STATED TASK:
Can you give back the records starting at the line that contains "24, 520, 55]" and ending at the line that contains "608, 220, 627]", with "Readability" renamed to "Legibility" and everything else left unchanged?

ITEMS:
───
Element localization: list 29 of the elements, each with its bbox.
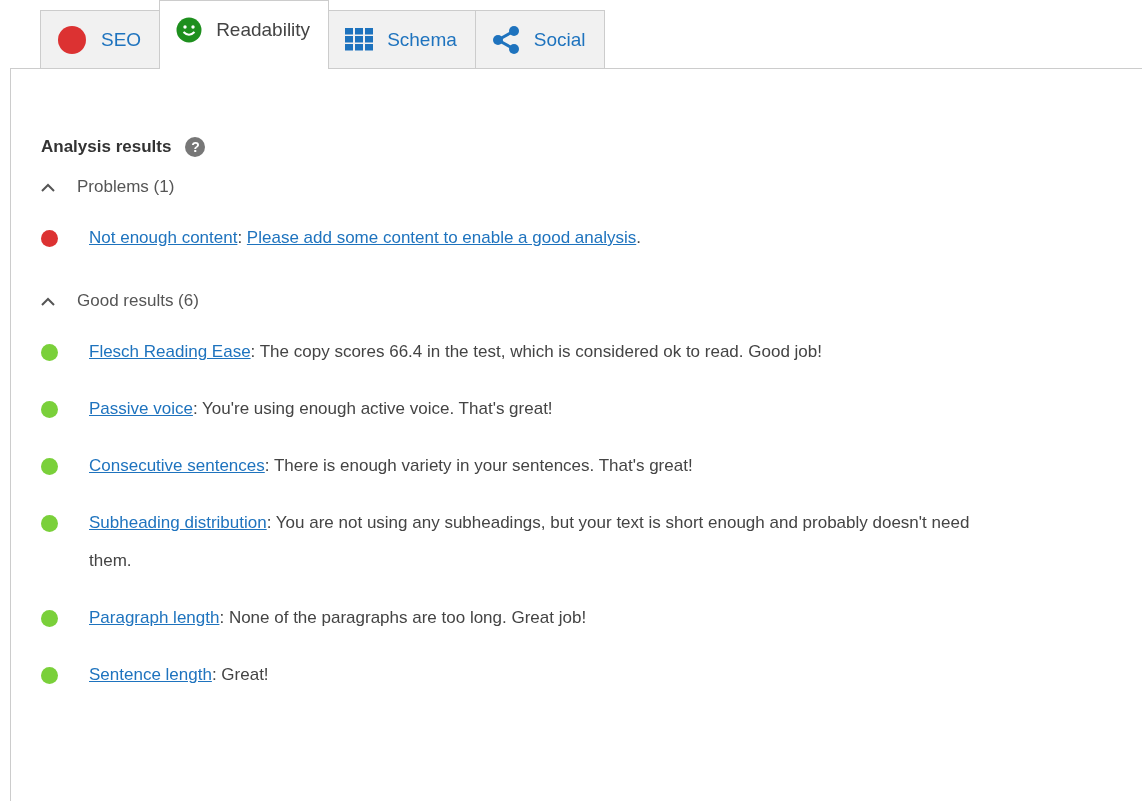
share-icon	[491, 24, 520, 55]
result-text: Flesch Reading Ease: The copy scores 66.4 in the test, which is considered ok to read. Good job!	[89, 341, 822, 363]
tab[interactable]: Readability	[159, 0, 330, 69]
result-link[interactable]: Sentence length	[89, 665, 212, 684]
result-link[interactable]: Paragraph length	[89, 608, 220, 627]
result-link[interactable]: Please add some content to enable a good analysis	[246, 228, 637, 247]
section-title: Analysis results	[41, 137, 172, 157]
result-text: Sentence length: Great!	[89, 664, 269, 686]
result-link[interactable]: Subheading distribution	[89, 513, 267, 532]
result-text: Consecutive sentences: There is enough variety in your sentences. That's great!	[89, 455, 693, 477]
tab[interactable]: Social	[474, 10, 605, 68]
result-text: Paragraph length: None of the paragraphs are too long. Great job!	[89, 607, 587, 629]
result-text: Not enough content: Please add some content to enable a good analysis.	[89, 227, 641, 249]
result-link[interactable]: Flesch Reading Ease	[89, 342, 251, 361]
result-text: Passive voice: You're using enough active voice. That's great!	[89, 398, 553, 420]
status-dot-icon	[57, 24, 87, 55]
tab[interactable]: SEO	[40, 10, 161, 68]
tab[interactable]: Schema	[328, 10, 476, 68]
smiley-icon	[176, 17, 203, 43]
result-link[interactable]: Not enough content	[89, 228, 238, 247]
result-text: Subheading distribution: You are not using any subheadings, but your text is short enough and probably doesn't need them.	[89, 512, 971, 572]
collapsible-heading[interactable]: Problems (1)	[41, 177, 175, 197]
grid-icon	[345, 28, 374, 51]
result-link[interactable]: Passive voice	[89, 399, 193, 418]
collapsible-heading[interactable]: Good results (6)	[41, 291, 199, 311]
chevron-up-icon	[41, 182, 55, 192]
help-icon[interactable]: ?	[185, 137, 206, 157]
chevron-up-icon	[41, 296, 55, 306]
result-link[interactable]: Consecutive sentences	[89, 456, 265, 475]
───
CORRECT RESPONSE:
share-icon	[491, 24, 520, 55]
result-text: Flesch Reading Ease: The copy scores 66.4 in the test, which is considered ok to read. Good job!	[89, 341, 822, 363]
tab[interactable]: Legibility	[159, 0, 330, 69]
result-link[interactable]: Sentence length	[89, 665, 212, 684]
result-link[interactable]: Paragraph length	[89, 608, 220, 627]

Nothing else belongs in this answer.